(Enregistrements du jeu de données)
· · · · · · ·

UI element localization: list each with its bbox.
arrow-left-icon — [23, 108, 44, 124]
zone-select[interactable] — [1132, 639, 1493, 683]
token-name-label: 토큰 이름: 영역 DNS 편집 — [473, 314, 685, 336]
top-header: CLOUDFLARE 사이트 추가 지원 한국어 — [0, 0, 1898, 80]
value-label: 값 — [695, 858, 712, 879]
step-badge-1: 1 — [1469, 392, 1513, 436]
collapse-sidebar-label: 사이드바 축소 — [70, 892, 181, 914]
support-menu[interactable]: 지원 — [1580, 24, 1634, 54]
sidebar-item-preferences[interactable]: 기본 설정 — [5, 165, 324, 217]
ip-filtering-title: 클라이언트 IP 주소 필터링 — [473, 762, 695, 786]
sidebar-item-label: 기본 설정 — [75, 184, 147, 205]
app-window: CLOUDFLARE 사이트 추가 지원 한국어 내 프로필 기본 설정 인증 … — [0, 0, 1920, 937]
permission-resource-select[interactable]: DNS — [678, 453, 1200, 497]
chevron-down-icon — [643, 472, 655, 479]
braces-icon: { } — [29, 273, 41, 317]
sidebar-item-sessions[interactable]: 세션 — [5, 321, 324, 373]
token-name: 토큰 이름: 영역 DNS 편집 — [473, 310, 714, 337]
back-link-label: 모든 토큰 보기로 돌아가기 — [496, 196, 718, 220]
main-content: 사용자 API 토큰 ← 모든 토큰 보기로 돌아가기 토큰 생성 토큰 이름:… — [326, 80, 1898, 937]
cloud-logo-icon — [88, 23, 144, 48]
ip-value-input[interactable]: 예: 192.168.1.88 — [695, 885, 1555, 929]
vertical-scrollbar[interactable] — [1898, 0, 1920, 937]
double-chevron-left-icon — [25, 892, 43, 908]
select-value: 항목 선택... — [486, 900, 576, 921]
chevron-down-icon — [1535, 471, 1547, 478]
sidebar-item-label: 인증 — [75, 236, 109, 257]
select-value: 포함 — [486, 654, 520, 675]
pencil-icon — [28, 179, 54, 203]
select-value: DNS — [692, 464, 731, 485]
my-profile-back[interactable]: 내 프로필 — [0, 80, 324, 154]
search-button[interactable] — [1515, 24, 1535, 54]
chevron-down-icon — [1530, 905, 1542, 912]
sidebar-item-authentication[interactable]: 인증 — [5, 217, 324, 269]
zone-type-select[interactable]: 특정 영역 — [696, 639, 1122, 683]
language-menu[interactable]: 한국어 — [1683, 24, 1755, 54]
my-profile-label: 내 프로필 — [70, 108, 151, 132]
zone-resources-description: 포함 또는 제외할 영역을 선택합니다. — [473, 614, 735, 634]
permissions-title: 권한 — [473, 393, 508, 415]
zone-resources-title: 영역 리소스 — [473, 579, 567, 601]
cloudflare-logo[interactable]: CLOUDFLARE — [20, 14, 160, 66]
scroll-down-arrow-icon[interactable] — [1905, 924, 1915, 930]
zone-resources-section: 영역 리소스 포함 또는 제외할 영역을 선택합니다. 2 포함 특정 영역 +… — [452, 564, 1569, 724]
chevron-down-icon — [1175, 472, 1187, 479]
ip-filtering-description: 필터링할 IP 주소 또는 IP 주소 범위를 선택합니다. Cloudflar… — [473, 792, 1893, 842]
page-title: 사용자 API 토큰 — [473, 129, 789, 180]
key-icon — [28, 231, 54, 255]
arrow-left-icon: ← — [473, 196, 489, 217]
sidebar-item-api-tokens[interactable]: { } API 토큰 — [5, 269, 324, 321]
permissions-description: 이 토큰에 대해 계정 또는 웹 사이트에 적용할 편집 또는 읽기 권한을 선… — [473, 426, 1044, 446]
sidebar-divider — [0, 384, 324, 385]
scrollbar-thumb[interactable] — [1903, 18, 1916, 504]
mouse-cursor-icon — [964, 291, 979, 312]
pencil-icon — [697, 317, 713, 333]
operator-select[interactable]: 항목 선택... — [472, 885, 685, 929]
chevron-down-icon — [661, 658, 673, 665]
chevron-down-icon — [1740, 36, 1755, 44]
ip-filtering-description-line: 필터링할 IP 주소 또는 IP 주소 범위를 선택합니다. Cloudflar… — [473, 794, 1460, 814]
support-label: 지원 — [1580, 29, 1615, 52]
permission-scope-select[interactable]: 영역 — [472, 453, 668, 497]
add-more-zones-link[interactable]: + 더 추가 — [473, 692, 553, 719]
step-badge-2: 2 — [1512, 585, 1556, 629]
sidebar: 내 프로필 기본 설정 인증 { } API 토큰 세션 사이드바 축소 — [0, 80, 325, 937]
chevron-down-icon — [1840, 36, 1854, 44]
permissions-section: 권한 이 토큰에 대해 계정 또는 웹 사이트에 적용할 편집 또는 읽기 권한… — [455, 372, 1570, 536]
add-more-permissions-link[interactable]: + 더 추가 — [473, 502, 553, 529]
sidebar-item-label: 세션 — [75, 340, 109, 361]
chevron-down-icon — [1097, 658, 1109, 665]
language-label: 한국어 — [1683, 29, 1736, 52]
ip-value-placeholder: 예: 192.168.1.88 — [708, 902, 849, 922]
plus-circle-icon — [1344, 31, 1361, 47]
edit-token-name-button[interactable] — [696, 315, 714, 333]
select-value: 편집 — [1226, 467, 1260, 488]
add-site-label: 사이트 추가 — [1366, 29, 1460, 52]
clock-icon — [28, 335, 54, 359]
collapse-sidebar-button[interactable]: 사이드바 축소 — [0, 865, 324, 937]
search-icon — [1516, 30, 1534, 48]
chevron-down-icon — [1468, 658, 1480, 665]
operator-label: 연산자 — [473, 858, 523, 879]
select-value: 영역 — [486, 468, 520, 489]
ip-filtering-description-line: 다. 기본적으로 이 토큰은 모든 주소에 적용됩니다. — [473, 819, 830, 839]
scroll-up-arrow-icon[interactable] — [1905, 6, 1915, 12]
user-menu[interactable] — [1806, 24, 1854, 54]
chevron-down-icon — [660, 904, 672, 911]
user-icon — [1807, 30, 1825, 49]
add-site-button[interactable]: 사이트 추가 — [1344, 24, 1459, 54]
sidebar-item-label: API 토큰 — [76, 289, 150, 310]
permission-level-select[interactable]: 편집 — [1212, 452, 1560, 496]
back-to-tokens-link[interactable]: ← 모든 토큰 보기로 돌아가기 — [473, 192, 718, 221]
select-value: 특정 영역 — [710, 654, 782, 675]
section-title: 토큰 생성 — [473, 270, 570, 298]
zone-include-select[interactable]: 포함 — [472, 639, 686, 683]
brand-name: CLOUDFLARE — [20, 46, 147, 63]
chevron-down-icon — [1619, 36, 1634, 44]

· · · · · · ·

Liste chacune des lignes des données où figure la chaîne « down ».

== Résultat attendu ==
chevron-down-icon — [643, 472, 655, 479]
chevron-down-icon — [1535, 471, 1547, 478]
chevron-down-icon — [1530, 905, 1542, 912]
scroll-down-arrow-icon[interactable] — [1905, 924, 1915, 930]
chevron-down-icon — [1175, 472, 1187, 479]
chevron-down-icon — [661, 658, 673, 665]
chevron-down-icon — [1740, 36, 1755, 44]
chevron-down-icon — [1840, 36, 1854, 44]
chevron-down-icon — [1097, 658, 1109, 665]
chevron-down-icon — [1468, 658, 1480, 665]
chevron-down-icon — [660, 904, 672, 911]
chevron-down-icon — [1619, 36, 1634, 44]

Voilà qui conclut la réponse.